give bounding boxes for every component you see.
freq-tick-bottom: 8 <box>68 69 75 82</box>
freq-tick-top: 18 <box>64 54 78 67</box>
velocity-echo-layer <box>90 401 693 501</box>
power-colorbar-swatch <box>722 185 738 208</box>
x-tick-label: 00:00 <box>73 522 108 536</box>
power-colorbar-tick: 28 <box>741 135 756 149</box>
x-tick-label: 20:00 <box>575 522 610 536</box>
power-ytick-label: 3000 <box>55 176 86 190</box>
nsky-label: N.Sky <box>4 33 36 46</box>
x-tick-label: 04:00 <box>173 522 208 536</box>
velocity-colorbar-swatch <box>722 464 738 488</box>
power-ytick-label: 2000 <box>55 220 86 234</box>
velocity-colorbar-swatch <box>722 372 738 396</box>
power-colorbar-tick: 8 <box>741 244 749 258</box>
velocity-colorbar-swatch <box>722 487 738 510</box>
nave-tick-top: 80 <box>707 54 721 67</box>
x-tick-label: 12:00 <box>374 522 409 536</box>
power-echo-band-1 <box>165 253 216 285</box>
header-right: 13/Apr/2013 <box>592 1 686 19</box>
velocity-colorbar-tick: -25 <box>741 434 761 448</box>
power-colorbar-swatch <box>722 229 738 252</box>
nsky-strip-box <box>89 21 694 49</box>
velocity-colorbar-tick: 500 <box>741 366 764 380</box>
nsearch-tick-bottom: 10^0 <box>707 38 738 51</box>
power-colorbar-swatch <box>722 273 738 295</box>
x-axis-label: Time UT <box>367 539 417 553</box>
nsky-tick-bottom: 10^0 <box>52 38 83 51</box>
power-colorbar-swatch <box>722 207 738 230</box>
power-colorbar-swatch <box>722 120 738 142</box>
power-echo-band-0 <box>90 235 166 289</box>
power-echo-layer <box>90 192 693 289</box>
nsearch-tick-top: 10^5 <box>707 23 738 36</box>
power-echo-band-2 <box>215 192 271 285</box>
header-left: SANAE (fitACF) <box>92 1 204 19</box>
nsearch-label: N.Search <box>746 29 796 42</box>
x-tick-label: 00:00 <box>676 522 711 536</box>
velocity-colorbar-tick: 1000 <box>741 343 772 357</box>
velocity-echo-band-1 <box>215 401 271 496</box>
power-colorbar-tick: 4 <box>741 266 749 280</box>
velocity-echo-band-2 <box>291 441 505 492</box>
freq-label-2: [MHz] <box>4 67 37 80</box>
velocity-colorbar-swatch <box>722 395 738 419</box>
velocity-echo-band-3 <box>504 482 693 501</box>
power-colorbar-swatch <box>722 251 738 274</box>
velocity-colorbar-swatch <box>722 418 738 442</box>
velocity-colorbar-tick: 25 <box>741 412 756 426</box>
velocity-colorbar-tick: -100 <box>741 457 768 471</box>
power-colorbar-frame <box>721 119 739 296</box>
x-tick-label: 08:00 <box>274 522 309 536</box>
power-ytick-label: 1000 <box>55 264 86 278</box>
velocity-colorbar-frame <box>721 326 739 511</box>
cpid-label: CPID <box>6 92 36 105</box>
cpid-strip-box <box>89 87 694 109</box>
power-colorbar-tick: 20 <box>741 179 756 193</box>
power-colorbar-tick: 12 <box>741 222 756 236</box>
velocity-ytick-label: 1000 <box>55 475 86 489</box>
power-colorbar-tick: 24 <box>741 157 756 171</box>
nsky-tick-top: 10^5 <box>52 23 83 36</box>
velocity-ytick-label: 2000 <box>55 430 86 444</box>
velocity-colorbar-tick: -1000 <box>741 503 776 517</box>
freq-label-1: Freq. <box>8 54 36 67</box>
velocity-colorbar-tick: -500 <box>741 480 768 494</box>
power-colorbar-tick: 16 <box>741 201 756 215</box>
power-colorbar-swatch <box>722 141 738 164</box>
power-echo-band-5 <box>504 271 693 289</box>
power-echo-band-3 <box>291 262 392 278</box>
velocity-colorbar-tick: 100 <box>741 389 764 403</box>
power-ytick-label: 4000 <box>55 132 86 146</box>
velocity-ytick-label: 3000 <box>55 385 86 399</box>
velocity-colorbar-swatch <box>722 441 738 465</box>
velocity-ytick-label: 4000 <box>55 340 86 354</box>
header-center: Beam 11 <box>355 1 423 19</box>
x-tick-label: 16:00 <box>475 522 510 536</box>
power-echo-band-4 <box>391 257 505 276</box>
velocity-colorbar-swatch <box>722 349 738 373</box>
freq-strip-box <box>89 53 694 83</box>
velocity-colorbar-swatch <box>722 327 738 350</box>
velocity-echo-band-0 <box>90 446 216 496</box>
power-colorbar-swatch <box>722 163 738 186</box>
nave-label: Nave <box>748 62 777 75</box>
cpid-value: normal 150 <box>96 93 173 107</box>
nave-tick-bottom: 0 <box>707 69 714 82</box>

---------------

Could you reproduce every line of the material above verbatim, with no changes?

- **Output for this task**
give bounding boxes for every component you see.
freq-tick-bottom: 8 <box>68 69 75 82</box>
freq-tick-top: 18 <box>64 54 78 67</box>
velocity-echo-layer <box>90 401 693 501</box>
power-colorbar-swatch <box>722 185 738 208</box>
x-tick-label: 00:00 <box>73 522 108 536</box>
power-colorbar-tick: 28 <box>741 135 756 149</box>
x-tick-label: 20:00 <box>575 522 610 536</box>
power-ytick-label: 3000 <box>55 176 86 190</box>
nsky-label: N.Sky <box>4 33 36 46</box>
x-tick-label: 04:00 <box>173 522 208 536</box>
velocity-colorbar-swatch <box>722 464 738 488</box>
power-ytick-label: 2000 <box>55 220 86 234</box>
velocity-colorbar-swatch <box>722 372 738 396</box>
power-colorbar-tick: 8 <box>741 244 749 258</box>
velocity-colorbar-swatch <box>722 487 738 510</box>
nave-tick-top: 80 <box>707 54 721 67</box>
x-tick-label: 12:00 <box>374 522 409 536</box>
power-echo-band-1 <box>165 253 216 285</box>
header-right: 13/Apr/2013 <box>592 1 686 19</box>
velocity-colorbar-tick: -25 <box>741 434 761 448</box>
power-colorbar-swatch <box>722 229 738 252</box>
nsky-strip-box <box>89 21 694 49</box>
velocity-colorbar-tick: 500 <box>741 366 764 380</box>
nsearch-tick-bottom: 10^0 <box>707 38 738 51</box>
power-colorbar-swatch <box>722 273 738 295</box>
x-axis-label: Time UT <box>367 539 417 553</box>
nsky-tick-bottom: 10^0 <box>52 38 83 51</box>
power-colorbar-swatch <box>722 207 738 230</box>
power-colorbar-swatch <box>722 120 738 142</box>
power-echo-band-0 <box>90 235 166 289</box>
power-echo-layer <box>90 192 693 289</box>
nsearch-tick-top: 10^5 <box>707 23 738 36</box>
power-echo-band-2 <box>215 192 271 285</box>
header-left: SANAE (fitACF) <box>92 1 204 19</box>
nsearch-label: N.Search <box>746 29 796 42</box>
x-tick-label: 00:00 <box>676 522 711 536</box>
velocity-colorbar-tick: 1000 <box>741 343 772 357</box>
velocity-echo-band-1 <box>215 401 271 496</box>
power-colorbar-tick: 4 <box>741 266 749 280</box>
velocity-echo-band-2 <box>291 441 505 492</box>
freq-label-2: [MHz] <box>4 67 37 80</box>
velocity-colorbar-swatch <box>722 395 738 419</box>
velocity-echo-band-3 <box>504 482 693 501</box>
power-colorbar-swatch <box>722 251 738 274</box>
velocity-colorbar-swatch <box>722 418 738 442</box>
velocity-colorbar-tick: 25 <box>741 412 756 426</box>
velocity-colorbar-tick: -100 <box>741 457 768 471</box>
power-colorbar-frame <box>721 119 739 296</box>
x-tick-label: 08:00 <box>274 522 309 536</box>
power-ytick-label: 1000 <box>55 264 86 278</box>
velocity-colorbar-frame <box>721 326 739 511</box>
cpid-label: CPID <box>6 92 36 105</box>
cpid-strip-box <box>89 87 694 109</box>
power-colorbar-tick: 20 <box>741 179 756 193</box>
power-colorbar-tick: 12 <box>741 222 756 236</box>
velocity-ytick-label: 1000 <box>55 475 86 489</box>
power-colorbar-tick: 24 <box>741 157 756 171</box>
nsky-tick-top: 10^5 <box>52 23 83 36</box>
velocity-ytick-label: 2000 <box>55 430 86 444</box>
velocity-colorbar-tick: -1000 <box>741 503 776 517</box>
freq-label-1: Freq. <box>8 54 36 67</box>
velocity-colorbar-tick: -500 <box>741 480 768 494</box>
power-colorbar-tick: 16 <box>741 201 756 215</box>
power-colorbar-swatch <box>722 141 738 164</box>
power-echo-band-5 <box>504 271 693 289</box>
power-echo-band-3 <box>291 262 392 278</box>
velocity-colorbar-tick: 100 <box>741 389 764 403</box>
power-ytick-label: 4000 <box>55 132 86 146</box>
velocity-ytick-label: 3000 <box>55 385 86 399</box>
velocity-colorbar-swatch <box>722 441 738 465</box>
velocity-ytick-label: 4000 <box>55 340 86 354</box>
header-center: Beam 11 <box>355 1 423 19</box>
x-tick-label: 16:00 <box>475 522 510 536</box>
power-echo-band-4 <box>391 257 505 276</box>
velocity-colorbar-swatch <box>722 349 738 373</box>
freq-strip-box <box>89 53 694 83</box>
velocity-colorbar-swatch <box>722 327 738 350</box>
velocity-echo-band-0 <box>90 446 216 496</box>
power-colorbar-swatch <box>722 163 738 186</box>
nave-label: Nave <box>748 62 777 75</box>
cpid-value: normal 150 <box>96 93 173 107</box>
nave-tick-bottom: 0 <box>707 69 714 82</box>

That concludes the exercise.